## [REQUIRED TASK]
Will you give the material below again, every line exactly as it is?
◆ ◆ ◆
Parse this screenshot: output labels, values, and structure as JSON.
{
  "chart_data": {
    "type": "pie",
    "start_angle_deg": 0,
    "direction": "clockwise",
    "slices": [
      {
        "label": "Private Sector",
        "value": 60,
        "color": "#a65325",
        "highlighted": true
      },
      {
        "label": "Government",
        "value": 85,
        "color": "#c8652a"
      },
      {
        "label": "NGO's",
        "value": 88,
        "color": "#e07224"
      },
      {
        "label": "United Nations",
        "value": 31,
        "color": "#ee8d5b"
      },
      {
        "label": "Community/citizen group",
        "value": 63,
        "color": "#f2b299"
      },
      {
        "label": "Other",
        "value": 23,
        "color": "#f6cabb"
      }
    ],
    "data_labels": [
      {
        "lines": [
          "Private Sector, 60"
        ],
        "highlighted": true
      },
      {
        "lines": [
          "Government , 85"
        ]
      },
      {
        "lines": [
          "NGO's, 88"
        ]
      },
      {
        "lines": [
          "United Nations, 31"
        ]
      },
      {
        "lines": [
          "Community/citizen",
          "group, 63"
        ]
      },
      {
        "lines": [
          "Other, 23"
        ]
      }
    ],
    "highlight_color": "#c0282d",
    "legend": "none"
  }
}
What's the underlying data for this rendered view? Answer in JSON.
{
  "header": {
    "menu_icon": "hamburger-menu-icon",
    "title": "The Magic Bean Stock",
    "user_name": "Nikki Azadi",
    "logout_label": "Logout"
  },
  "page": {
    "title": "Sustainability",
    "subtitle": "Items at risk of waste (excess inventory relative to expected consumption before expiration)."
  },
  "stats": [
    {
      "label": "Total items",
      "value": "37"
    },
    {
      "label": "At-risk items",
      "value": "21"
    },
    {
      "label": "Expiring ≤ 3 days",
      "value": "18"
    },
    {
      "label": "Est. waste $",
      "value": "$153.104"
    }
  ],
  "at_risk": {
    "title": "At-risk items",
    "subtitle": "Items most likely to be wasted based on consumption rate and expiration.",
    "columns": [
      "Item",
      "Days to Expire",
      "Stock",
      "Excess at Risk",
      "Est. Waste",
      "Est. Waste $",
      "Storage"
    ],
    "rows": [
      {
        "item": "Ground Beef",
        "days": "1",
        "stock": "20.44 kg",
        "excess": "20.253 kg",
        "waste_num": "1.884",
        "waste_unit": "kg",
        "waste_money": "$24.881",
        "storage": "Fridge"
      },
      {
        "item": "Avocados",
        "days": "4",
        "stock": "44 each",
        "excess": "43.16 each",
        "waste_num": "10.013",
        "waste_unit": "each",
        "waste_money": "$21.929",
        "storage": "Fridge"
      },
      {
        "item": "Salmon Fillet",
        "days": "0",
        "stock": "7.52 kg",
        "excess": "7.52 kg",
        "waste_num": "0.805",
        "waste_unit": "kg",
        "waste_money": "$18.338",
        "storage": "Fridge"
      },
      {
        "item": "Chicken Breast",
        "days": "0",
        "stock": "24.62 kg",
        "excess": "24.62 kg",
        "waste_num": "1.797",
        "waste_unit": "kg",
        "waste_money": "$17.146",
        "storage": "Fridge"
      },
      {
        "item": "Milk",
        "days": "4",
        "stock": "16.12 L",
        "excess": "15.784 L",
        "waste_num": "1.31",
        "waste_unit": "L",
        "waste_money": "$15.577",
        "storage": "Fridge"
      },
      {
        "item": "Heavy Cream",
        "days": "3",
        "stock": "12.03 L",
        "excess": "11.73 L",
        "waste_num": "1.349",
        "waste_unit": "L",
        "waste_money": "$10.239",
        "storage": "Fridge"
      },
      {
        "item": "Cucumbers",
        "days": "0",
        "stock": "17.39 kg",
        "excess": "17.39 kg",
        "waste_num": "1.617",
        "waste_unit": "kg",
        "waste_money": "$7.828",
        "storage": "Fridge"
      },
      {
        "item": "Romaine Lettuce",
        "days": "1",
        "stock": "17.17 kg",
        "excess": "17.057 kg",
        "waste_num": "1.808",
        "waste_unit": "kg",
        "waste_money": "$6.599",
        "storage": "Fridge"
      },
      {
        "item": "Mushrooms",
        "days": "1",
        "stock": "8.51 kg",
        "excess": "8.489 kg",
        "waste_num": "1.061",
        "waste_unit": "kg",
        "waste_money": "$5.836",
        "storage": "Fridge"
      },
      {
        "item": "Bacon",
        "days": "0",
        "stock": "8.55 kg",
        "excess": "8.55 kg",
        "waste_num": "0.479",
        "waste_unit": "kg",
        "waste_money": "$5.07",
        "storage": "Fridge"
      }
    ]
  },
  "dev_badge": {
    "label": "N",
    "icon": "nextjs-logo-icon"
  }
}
◆ ◆ ◆
## [TASK SOLUTION]
Parse this screenshot: output labels, values, and structure as JSON.
{
  "chart_data": {
    "type": "pie",
    "start_angle_deg": 0,
    "direction": "clockwise",
    "slices": [
      {
        "label": "Private Sector",
        "value": 60,
        "color": "#a65325",
        "highlighted": true
      },
      {
        "label": "Government",
        "value": 85,
        "color": "#c8652a"
      },
      {
        "label": "NGO's",
        "value": 88,
        "color": "#e07224"
      },
      {
        "label": "United Nations",
        "value": 31,
        "color": "#ee8d5b"
      },
      {
        "label": "Community/citizen group",
        "value": 63,
        "color": "#f2b299"
      },
      {
        "label": "Other",
        "value": 23,
        "color": "#f6cabb"
      }
    ],
    "data_labels": [
      {
        "lines": [
          "Private Sector, 60"
        ],
        "highlighted": true
      },
      {
        "lines": [
          "Government , 85"
        ]
      },
      {
        "lines": [
          "NGO's, 88"
        ]
      },
      {
        "lines": [
          "United Nations, 31"
        ]
      },
      {
        "lines": [
          "Community/citizen",
          "group, 63"
        ]
      },
      {
        "lines": [
          "Other, 23"
        ]
      }
    ],
    "highlight_color": "#c0282d",
    "legend": "none"
  }
}
What's the underlying data for this rendered view? Answer in JSON.
{
  "header": {
    "menu_icon": "hamburger-menu-icon",
    "title": "The Magic Bean Stock",
    "user_name": "Nikki Azadi",
    "logout_label": "Logout"
  },
  "page": {
    "title": "Sustainability",
    "subtitle": "Items at risk of waste (excess inventory relative to expected consumption before expiration)."
  },
  "stats": [
    {
      "label": "Total items",
      "value": "37"
    },
    {
      "label": "At-risk items",
      "value": "21"
    },
    {
      "label": "Expiring ≤ 3 days",
      "value": "18"
    },
    {
      "label": "Est. waste $",
      "value": "$153.104"
    }
  ],
  "at_risk": {
    "title": "At-risk items",
    "subtitle": "Items most likely to be wasted based on consumption rate and expiration.",
    "columns": [
      "Item",
      "Days to Expire",
      "Stock",
      "Excess at Risk",
      "Est. Waste",
      "Est. Waste $",
      "Storage"
    ],
    "rows": [
      {
        "item": "Ground Beef",
        "days": "1",
        "stock": "20.44 kg",
        "excess": "20.253 kg",
        "waste_num": "1.884",
        "waste_unit": "kg",
        "waste_money": "$24.881",
        "storage": "Fridge"
      },
      {
        "item": "Avocados",
        "days": "4",
        "stock": "44 each",
        "excess": "43.16 each",
        "waste_num": "10.013",
        "waste_unit": "each",
        "waste_money": "$21.929",
        "storage": "Fridge"
      },
      {
        "item": "Salmon Fillet",
        "days": "0",
        "stock": "7.52 kg",
        "excess": "7.52 kg",
        "waste_num": "0.805",
        "waste_unit": "kg",
        "waste_money": "$18.338",
        "storage": "Fridge"
      },
      {
        "item": "Chicken Breast",
        "days": "0",
        "stock": "24.62 kg",
        "excess": "24.62 kg",
        "waste_num": "1.797",
        "waste_unit": "kg",
        "waste_money": "$17.146",
        "storage": "Fridge"
      },
      {
        "item": "Milk",
        "days": "4",
        "stock": "16.12 L",
        "excess": "15.784 L",
        "waste_num": "1.31",
        "waste_unit": "L",
        "waste_money": "$15.577",
        "storage": "Fridge"
      },
      {
        "item": "Heavy Cream",
        "days": "3",
        "stock": "12.03 L",
        "excess": "11.73 L",
        "waste_num": "1.349",
        "waste_unit": "L",
        "waste_money": "$10.239",
        "storage": "Fridge"
      },
      {
        "item": "Cucumbers",
        "days": "0",
        "stock": "17.39 kg",
        "excess": "17.39 kg",
        "waste_num": "1.617",
        "waste_unit": "kg",
        "waste_money": "$7.828",
        "storage": "Fridge"
      },
      {
        "item": "Romaine Lettuce",
        "days": "1",
        "stock": "17.17 kg",
        "excess": "17.057 kg",
        "waste_num": "1.808",
        "waste_unit": "kg",
        "waste_money": "$6.599",
        "storage": "Fridge"
      },
      {
        "item": "Mushrooms",
        "days": "1",
        "stock": "8.51 kg",
        "excess": "8.489 kg",
        "waste_num": "1.061",
        "waste_unit": "kg",
        "waste_money": "$5.836",
        "storage": "Fridge"
      },
      {
        "item": "Bacon",
        "days": "0",
        "stock": "8.55 kg",
        "excess": "8.55 kg",
        "waste_num": "0.479",
        "waste_unit": "kg",
        "waste_money": "$5.07",
        "storage": "Fridge"
      }
    ]
  },
  "dev_badge": {
    "label": "N",
    "icon": "nextjs-logo-icon"
  }
}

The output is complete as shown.